Data entries for graphics:

========================

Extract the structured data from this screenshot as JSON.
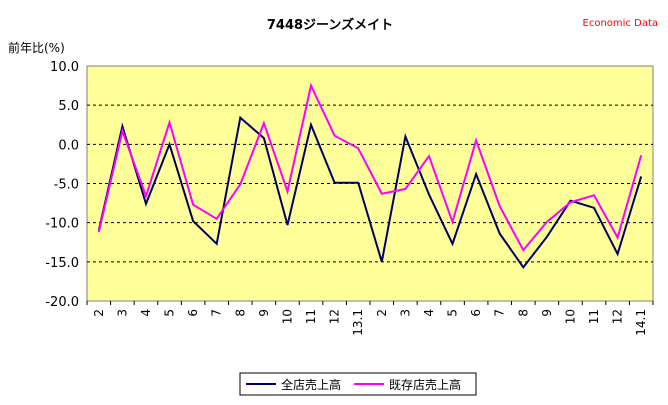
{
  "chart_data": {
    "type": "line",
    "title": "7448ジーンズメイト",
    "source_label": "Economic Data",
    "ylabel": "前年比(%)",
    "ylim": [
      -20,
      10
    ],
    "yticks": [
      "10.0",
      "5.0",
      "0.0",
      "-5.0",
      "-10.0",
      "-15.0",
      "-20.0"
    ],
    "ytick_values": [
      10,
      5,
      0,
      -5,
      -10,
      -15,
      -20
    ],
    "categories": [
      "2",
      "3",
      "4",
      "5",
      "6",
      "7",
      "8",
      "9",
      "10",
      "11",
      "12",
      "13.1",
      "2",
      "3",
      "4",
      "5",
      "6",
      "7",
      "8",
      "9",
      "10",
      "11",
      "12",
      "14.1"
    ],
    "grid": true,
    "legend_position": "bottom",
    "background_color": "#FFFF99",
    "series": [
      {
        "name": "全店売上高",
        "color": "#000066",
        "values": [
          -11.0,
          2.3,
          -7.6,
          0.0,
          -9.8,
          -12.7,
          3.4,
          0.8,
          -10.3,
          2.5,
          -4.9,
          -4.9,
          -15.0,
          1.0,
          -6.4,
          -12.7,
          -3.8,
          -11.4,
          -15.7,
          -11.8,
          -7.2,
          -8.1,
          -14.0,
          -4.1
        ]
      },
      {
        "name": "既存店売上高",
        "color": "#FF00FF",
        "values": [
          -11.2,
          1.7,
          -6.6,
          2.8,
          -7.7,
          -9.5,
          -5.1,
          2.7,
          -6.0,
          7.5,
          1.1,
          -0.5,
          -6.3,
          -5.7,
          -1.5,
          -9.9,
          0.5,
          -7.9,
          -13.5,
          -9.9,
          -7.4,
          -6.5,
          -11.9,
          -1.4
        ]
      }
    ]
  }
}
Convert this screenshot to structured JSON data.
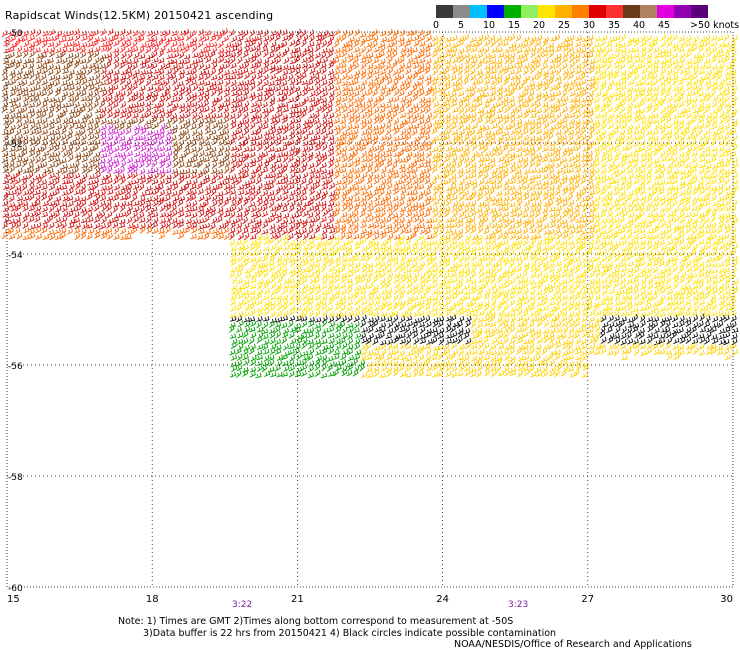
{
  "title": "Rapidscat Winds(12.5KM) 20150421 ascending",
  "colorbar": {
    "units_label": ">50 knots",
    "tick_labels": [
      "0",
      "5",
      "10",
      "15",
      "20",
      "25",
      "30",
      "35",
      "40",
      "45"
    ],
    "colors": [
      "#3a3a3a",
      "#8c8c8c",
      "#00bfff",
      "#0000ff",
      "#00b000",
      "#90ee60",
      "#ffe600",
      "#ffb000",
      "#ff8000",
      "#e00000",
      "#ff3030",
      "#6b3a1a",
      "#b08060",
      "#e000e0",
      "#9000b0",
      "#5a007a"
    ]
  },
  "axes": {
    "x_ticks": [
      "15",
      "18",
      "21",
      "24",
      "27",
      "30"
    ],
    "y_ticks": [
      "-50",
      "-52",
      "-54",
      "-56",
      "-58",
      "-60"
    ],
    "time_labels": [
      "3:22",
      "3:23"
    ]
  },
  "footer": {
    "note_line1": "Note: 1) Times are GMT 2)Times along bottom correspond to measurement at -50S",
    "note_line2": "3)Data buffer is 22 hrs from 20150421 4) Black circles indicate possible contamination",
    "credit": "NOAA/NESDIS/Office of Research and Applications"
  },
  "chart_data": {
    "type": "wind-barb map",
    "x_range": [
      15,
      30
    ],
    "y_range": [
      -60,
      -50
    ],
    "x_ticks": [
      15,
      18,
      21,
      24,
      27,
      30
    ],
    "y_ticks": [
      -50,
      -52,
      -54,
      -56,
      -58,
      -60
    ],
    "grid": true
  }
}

========================

[WHAT THE TASK REQUIRES] Copy every line of the data word for word, omitting the images.

[ANSWER TO THE EXERCISE]
Extract the structured data from this screenshot as JSON.
{
  "chart_data": {
    "type": "line",
    "title": "7448ジーンズメイト",
    "source_label": "Economic Data",
    "ylabel": "前年比(%)",
    "ylim": [
      -20,
      10
    ],
    "yticks": [
      "10.0",
      "5.0",
      "0.0",
      "-5.0",
      "-10.0",
      "-15.0",
      "-20.0"
    ],
    "ytick_values": [
      10,
      5,
      0,
      -5,
      -10,
      -15,
      -20
    ],
    "categories": [
      "2",
      "3",
      "4",
      "5",
      "6",
      "7",
      "8",
      "9",
      "10",
      "11",
      "12",
      "13.1",
      "2",
      "3",
      "4",
      "5",
      "6",
      "7",
      "8",
      "9",
      "10",
      "11",
      "12",
      "14.1"
    ],
    "grid": true,
    "legend_position": "bottom",
    "background_color": "#FFFF99",
    "series": [
      {
        "name": "全店売上高",
        "color": "#000066",
        "values": [
          -11.0,
          2.3,
          -7.6,
          0.0,
          -9.8,
          -12.7,
          3.4,
          0.8,
          -10.3,
          2.5,
          -4.9,
          -4.9,
          -15.0,
          1.0,
          -6.4,
          -12.7,
          -3.8,
          -11.4,
          -15.7,
          -11.8,
          -7.2,
          -8.1,
          -14.0,
          -4.1
        ]
      },
      {
        "name": "既存店売上高",
        "color": "#FF00FF",
        "values": [
          -11.2,
          1.7,
          -6.6,
          2.8,
          -7.7,
          -9.5,
          -5.1,
          2.7,
          -6.0,
          7.5,
          1.1,
          -0.5,
          -6.3,
          -5.7,
          -1.5,
          -9.9,
          0.5,
          -7.9,
          -13.5,
          -9.9,
          -7.4,
          -6.5,
          -11.9,
          -1.4
        ]
      }
    ]
  }
}
Convert this screenshot to structured JSON data.
{
  "title": "Rapidscat Winds(12.5KM) 20150421 ascending",
  "colorbar": {
    "units_label": ">50 knots",
    "tick_labels": [
      "0",
      "5",
      "10",
      "15",
      "20",
      "25",
      "30",
      "35",
      "40",
      "45"
    ],
    "colors": [
      "#3a3a3a",
      "#8c8c8c",
      "#00bfff",
      "#0000ff",
      "#00b000",
      "#90ee60",
      "#ffe600",
      "#ffb000",
      "#ff8000",
      "#e00000",
      "#ff3030",
      "#6b3a1a",
      "#b08060",
      "#e000e0",
      "#9000b0",
      "#5a007a"
    ]
  },
  "axes": {
    "x_ticks": [
      "15",
      "18",
      "21",
      "24",
      "27",
      "30"
    ],
    "y_ticks": [
      "-50",
      "-52",
      "-54",
      "-56",
      "-58",
      "-60"
    ],
    "time_labels": [
      "3:22",
      "3:23"
    ]
  },
  "footer": {
    "note_line1": "Note: 1) Times are GMT 2)Times along bottom correspond to measurement at -50S",
    "note_line2": "3)Data buffer is 22 hrs from 20150421 4) Black circles indicate possible contamination",
    "credit": "NOAA/NESDIS/Office of Research and Applications"
  },
  "chart_data": {
    "type": "wind-barb map",
    "x_range": [
      15,
      30
    ],
    "y_range": [
      -60,
      -50
    ],
    "x_ticks": [
      15,
      18,
      21,
      24,
      27,
      30
    ],
    "y_ticks": [
      -50,
      -52,
      -54,
      -56,
      -58,
      -60
    ],
    "grid": true
  }
}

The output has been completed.